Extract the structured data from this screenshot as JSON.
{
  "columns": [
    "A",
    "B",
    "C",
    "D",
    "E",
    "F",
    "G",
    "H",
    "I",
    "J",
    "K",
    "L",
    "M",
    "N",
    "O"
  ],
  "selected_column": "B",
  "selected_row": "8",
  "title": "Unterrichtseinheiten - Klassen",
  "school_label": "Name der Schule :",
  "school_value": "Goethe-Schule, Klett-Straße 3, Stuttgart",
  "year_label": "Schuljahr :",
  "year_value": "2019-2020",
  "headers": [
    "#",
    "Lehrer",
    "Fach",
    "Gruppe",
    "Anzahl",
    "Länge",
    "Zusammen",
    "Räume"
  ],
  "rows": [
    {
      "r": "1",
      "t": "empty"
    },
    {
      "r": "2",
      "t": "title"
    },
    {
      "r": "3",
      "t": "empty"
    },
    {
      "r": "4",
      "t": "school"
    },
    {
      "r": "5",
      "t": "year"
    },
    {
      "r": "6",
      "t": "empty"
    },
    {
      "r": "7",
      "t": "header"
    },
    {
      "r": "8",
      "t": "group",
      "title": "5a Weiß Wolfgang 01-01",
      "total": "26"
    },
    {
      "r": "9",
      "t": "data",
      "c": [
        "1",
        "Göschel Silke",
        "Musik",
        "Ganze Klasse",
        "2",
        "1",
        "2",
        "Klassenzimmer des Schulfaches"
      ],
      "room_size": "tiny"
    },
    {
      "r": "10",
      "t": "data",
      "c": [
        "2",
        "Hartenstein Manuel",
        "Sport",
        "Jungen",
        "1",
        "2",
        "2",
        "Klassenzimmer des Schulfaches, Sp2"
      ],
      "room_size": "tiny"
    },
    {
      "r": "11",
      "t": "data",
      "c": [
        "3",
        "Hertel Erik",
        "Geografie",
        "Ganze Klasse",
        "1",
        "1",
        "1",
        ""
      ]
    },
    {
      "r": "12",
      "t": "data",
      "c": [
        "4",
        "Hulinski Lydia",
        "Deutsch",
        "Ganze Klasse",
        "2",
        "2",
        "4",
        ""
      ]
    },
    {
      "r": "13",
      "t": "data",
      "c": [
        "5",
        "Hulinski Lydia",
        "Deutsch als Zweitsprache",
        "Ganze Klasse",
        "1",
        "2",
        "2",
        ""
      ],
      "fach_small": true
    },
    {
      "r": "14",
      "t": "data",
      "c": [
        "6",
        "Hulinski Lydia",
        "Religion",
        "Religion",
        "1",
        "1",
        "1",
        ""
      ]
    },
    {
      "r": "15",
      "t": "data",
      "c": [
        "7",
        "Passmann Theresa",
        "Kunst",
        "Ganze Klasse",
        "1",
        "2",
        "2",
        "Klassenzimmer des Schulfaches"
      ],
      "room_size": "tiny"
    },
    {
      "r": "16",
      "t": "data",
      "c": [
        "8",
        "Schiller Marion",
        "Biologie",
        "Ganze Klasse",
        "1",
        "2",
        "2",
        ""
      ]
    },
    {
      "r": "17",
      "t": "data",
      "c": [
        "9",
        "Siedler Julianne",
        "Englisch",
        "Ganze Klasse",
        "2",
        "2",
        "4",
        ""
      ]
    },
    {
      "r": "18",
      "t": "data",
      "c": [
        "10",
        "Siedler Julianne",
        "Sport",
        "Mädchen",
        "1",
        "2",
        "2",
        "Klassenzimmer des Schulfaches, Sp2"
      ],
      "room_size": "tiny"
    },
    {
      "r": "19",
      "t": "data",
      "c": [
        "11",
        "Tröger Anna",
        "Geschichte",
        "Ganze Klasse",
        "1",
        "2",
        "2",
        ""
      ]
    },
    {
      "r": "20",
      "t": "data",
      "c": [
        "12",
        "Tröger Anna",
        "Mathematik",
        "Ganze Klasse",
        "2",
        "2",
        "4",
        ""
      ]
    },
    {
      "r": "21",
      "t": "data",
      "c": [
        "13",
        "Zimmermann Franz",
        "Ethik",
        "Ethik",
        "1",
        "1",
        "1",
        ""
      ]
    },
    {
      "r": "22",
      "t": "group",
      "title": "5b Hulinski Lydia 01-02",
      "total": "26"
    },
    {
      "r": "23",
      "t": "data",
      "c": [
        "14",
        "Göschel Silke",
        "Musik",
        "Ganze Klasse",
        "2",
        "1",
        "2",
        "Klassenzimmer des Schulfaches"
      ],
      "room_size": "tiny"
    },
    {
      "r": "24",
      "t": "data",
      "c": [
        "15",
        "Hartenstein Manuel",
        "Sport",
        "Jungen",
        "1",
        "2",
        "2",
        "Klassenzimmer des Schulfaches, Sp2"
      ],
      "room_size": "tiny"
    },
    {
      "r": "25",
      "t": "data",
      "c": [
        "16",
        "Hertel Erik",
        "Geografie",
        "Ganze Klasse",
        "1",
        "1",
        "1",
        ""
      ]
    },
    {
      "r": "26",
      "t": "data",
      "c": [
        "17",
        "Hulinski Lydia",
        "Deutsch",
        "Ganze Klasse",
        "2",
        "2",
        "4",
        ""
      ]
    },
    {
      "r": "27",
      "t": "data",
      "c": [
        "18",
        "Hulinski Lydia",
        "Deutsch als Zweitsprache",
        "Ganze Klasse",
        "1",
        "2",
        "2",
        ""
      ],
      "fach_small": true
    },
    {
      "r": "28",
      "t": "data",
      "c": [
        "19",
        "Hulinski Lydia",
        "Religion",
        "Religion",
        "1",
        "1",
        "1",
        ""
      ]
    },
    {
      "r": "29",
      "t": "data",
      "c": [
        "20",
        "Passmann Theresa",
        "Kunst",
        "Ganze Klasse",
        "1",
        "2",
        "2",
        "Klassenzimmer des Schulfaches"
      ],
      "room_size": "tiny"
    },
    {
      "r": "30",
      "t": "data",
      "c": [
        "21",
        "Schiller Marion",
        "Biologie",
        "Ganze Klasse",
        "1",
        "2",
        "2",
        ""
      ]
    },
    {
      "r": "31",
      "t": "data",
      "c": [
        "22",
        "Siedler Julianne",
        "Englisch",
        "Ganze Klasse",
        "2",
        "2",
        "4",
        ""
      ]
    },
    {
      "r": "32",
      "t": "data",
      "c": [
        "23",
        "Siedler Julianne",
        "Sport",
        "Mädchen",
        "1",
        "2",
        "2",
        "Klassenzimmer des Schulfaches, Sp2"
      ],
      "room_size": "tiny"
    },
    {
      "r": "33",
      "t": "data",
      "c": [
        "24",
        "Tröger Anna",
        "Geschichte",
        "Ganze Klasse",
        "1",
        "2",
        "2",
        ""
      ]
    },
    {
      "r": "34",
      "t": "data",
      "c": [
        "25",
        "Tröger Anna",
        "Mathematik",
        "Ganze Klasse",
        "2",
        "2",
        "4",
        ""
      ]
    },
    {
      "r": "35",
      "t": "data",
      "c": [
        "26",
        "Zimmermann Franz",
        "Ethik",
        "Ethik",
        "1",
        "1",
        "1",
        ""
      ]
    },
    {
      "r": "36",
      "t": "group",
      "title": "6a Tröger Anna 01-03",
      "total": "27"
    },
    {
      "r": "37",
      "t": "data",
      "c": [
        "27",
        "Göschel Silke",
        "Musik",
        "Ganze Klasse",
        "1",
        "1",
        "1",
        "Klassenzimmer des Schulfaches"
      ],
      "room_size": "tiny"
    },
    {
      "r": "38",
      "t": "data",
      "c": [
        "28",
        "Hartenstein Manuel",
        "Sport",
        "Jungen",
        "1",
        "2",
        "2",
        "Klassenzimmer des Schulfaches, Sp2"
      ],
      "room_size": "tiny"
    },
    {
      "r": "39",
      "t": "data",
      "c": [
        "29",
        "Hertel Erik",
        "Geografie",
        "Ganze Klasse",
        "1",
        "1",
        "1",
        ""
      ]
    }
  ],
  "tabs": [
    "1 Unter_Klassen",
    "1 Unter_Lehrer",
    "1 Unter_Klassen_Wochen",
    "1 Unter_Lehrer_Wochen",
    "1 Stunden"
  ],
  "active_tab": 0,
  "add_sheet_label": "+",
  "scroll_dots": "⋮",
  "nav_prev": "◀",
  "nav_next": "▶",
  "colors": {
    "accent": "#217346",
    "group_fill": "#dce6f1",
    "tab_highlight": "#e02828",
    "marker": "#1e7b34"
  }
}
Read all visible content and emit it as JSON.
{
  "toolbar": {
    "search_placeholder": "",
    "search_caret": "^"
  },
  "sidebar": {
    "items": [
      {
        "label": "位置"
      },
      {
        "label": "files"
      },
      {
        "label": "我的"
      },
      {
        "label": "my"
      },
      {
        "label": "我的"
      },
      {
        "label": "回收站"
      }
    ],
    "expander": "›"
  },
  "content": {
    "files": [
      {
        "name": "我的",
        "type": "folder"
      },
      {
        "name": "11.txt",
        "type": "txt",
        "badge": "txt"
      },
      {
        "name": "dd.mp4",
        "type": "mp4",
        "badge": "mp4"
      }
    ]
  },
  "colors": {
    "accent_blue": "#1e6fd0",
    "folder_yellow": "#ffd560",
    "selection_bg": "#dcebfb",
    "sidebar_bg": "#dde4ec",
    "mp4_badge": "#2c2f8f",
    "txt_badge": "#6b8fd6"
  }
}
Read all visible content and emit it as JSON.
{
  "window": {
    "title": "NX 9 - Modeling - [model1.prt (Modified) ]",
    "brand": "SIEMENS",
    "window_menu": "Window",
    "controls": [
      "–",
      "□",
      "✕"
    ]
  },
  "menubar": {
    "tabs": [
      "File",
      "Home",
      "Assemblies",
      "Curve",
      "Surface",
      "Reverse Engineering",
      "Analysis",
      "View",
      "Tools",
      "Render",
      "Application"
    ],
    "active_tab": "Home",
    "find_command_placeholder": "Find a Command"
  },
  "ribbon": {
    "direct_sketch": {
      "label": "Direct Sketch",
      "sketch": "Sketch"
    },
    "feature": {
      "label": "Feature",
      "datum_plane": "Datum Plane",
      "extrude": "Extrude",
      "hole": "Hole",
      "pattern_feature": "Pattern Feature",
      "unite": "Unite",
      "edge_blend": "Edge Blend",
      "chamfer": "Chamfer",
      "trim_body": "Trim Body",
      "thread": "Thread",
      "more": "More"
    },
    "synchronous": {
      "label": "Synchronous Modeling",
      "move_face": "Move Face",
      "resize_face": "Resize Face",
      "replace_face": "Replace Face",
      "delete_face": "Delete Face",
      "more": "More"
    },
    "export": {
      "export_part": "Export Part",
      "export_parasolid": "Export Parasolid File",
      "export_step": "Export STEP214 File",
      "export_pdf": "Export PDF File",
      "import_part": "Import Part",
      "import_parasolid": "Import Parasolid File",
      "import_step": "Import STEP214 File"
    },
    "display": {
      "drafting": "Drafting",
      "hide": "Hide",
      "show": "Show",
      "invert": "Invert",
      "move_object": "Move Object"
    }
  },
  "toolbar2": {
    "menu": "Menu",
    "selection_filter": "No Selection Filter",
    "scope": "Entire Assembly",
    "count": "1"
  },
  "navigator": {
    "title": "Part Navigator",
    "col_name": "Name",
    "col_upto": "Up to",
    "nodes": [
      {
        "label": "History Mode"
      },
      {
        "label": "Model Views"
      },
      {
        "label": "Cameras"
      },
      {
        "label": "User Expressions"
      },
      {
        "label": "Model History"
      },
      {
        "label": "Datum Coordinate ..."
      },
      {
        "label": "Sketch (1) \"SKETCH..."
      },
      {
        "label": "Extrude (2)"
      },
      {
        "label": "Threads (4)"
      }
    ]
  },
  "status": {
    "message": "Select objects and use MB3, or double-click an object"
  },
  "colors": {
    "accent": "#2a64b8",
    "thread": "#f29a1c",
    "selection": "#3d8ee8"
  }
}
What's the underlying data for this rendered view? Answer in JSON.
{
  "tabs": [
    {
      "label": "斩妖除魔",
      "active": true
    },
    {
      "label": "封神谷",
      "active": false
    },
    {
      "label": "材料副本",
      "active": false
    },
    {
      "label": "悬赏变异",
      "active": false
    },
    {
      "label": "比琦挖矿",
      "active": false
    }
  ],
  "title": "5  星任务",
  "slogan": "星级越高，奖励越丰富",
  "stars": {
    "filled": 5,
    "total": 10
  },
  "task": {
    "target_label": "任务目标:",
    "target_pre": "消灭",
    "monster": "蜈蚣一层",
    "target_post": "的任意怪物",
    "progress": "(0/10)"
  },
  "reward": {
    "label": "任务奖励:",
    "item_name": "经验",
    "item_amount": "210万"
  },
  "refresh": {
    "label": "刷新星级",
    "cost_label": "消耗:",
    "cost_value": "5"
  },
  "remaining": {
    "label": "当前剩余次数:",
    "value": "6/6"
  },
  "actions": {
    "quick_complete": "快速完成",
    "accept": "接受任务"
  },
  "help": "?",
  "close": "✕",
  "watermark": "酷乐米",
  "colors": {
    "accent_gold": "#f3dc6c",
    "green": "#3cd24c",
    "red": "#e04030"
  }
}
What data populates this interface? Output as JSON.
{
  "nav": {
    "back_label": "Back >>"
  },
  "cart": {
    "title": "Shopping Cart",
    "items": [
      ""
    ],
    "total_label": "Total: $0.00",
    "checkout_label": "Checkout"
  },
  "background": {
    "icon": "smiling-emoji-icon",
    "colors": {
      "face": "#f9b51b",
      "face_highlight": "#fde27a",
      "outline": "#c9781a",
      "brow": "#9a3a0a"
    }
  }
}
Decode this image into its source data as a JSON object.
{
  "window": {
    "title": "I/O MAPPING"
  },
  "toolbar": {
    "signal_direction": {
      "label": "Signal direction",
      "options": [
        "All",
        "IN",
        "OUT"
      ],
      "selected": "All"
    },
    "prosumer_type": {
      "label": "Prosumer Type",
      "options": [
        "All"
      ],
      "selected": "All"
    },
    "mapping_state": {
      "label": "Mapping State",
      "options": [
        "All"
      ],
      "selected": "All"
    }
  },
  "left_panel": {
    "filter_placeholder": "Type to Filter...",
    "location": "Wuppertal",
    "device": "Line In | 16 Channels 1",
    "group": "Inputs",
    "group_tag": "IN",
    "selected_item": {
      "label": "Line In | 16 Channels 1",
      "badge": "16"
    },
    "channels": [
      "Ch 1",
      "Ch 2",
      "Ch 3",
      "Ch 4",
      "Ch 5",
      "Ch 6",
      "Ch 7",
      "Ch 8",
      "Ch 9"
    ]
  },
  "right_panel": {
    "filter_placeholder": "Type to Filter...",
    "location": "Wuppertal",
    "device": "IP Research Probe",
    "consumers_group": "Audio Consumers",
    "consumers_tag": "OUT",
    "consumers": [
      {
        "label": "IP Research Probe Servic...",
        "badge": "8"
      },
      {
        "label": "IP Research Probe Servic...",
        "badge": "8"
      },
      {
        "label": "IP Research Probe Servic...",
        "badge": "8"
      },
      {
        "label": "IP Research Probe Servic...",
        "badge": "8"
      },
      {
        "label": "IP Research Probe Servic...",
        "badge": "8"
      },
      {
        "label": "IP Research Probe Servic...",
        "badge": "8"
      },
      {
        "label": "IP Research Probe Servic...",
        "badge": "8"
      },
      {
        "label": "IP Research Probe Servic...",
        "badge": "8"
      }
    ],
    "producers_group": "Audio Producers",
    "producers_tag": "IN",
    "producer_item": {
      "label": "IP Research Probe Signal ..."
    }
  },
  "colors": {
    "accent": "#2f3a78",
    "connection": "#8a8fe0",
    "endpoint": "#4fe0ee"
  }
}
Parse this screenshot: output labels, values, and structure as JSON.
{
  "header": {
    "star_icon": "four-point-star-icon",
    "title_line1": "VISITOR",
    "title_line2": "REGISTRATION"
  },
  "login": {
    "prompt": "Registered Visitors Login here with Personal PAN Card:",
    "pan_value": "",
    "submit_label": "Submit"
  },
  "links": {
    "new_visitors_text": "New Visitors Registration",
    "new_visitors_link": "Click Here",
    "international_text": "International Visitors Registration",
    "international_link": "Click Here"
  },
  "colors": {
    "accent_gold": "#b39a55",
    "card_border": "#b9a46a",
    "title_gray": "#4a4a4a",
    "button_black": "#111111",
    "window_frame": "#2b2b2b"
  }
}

_Description of the task_. Show the lines that mention the word "Modeling".

_Solution to this problem_.
    "title": "NX 9 - Modeling - [model1.prt (Modified) ]",
      "label": "Synchronous Modeling",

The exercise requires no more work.